**TASK GOAL:** Using the records provided below, locate and copy each line that contains the word "color".

**THE RECORDS:**
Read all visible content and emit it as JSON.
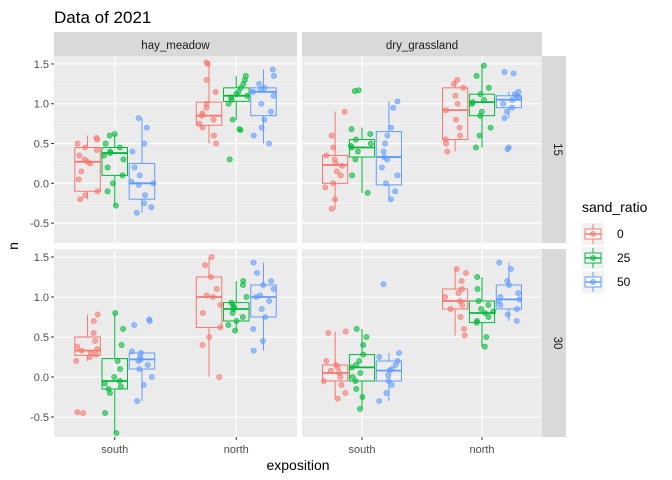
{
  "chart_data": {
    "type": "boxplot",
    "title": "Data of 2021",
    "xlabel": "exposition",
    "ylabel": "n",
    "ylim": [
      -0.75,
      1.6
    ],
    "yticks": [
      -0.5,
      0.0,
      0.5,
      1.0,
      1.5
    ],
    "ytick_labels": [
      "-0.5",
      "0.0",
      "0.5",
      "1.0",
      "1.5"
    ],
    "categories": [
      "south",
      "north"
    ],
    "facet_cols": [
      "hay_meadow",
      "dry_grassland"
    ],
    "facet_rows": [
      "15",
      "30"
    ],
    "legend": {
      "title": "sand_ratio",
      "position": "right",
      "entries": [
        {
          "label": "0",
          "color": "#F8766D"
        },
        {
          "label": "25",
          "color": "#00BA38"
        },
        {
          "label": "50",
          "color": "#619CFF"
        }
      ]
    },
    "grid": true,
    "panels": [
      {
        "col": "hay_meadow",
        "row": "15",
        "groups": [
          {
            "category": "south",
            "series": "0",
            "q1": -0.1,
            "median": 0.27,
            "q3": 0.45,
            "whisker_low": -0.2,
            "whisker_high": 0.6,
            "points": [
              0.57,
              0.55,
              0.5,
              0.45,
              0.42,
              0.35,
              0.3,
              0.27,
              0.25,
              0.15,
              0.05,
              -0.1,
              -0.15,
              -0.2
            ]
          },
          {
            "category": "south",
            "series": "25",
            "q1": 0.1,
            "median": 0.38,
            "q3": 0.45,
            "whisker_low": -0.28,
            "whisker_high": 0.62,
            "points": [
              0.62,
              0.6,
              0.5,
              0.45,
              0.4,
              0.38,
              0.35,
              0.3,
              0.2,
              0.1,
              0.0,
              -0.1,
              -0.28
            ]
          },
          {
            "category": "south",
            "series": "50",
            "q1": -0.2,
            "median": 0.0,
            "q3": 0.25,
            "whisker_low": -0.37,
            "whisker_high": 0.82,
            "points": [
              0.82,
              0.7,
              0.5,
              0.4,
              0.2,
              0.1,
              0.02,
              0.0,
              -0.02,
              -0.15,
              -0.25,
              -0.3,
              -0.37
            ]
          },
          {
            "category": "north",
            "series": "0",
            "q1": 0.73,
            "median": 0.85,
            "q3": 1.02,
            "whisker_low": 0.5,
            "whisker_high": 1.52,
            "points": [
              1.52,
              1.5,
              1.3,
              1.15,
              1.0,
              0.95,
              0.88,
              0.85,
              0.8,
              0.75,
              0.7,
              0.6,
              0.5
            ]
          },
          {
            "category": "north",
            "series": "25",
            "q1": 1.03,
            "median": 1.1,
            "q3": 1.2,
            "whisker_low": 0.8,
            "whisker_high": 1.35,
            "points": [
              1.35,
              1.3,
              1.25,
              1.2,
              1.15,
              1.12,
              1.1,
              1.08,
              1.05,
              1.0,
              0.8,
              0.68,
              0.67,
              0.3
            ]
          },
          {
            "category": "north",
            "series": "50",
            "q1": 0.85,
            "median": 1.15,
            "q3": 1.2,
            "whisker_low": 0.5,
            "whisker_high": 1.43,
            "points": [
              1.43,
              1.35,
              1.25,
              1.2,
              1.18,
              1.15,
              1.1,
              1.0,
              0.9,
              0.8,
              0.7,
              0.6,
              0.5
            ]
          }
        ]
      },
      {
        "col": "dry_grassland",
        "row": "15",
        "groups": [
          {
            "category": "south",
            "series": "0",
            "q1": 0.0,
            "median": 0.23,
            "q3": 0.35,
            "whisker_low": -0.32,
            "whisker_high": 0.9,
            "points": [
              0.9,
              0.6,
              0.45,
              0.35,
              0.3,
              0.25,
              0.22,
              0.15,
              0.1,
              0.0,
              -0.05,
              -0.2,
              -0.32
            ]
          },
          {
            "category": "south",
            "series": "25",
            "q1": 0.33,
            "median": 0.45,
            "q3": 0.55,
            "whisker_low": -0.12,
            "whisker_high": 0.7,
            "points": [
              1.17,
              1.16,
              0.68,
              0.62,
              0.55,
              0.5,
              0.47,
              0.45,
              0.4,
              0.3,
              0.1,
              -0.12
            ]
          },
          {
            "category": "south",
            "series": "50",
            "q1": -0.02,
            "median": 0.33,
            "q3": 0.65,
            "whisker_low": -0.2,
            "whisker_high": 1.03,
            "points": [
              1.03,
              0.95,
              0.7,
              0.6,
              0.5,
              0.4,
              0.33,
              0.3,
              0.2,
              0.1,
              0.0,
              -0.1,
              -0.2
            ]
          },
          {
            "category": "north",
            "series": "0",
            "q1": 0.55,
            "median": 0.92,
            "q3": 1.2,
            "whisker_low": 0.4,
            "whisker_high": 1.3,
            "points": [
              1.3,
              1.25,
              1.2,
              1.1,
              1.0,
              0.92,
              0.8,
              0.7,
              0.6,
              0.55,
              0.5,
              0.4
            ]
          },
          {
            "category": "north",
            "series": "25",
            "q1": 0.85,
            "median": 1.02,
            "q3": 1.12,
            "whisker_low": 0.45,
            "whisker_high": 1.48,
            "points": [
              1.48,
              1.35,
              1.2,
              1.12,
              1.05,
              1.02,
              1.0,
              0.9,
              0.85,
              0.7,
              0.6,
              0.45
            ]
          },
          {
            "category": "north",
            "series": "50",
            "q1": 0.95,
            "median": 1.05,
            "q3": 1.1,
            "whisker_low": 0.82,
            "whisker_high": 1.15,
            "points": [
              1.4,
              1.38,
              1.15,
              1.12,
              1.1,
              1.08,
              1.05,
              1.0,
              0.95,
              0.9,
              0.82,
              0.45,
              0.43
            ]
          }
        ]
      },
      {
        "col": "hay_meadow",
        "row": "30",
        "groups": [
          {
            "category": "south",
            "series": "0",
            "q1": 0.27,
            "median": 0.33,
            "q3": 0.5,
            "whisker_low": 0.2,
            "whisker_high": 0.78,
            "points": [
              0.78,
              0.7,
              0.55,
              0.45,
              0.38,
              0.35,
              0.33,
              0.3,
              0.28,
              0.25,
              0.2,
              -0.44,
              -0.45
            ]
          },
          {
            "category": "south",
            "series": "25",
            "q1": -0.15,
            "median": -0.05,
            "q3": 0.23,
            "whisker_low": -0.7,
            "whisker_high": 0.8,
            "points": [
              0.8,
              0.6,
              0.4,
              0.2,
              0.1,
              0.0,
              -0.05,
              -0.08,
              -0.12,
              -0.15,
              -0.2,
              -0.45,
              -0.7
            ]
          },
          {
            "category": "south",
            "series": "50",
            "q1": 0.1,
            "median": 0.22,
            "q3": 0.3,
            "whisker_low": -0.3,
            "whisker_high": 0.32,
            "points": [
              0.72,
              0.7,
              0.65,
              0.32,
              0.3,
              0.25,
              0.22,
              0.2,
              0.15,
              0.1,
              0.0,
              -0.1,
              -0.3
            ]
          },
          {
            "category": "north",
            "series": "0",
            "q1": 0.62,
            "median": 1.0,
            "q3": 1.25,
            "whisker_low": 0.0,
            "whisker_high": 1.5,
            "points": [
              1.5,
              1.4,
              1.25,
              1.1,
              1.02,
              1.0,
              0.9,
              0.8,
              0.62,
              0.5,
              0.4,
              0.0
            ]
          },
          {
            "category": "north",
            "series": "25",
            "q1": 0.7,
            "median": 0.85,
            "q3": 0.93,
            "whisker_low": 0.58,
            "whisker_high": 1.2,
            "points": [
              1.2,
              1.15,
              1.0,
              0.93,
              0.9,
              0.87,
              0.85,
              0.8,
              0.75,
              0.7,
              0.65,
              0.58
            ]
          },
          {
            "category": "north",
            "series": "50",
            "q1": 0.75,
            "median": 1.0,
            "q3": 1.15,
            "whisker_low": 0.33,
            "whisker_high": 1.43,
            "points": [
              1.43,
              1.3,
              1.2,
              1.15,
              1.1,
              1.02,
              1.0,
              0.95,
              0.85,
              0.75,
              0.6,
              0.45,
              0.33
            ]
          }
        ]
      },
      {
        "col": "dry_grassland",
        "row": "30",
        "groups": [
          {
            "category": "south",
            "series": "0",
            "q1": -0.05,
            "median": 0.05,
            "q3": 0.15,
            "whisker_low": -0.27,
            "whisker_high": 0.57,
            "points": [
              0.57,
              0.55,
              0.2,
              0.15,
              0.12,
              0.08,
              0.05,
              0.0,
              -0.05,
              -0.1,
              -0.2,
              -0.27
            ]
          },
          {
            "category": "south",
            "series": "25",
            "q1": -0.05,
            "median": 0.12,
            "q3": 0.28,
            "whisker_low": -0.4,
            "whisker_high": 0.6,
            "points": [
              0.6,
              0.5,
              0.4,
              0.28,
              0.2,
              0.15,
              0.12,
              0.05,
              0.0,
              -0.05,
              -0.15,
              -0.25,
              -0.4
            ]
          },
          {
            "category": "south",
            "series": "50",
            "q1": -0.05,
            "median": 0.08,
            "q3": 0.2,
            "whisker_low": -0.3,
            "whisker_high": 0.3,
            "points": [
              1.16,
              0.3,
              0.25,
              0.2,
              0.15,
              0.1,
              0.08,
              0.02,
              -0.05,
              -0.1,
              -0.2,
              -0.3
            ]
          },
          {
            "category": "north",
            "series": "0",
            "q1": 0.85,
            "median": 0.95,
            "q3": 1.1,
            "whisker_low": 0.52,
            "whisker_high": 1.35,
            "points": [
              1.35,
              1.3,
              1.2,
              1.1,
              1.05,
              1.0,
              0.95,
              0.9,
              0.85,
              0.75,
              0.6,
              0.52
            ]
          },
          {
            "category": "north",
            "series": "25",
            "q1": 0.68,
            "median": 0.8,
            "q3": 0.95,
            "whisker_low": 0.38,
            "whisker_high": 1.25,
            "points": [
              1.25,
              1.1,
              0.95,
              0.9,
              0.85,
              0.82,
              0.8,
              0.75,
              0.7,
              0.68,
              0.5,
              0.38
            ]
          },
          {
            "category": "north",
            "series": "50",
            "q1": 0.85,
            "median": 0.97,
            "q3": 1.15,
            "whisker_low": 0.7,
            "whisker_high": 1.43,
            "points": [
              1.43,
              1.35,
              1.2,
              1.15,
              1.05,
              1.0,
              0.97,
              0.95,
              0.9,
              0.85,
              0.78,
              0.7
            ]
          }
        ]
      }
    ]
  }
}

**CORRECT RESPONSE:**
          "color": "#F8766D"
          "color": "#00BA38"
          "color": "#619CFF"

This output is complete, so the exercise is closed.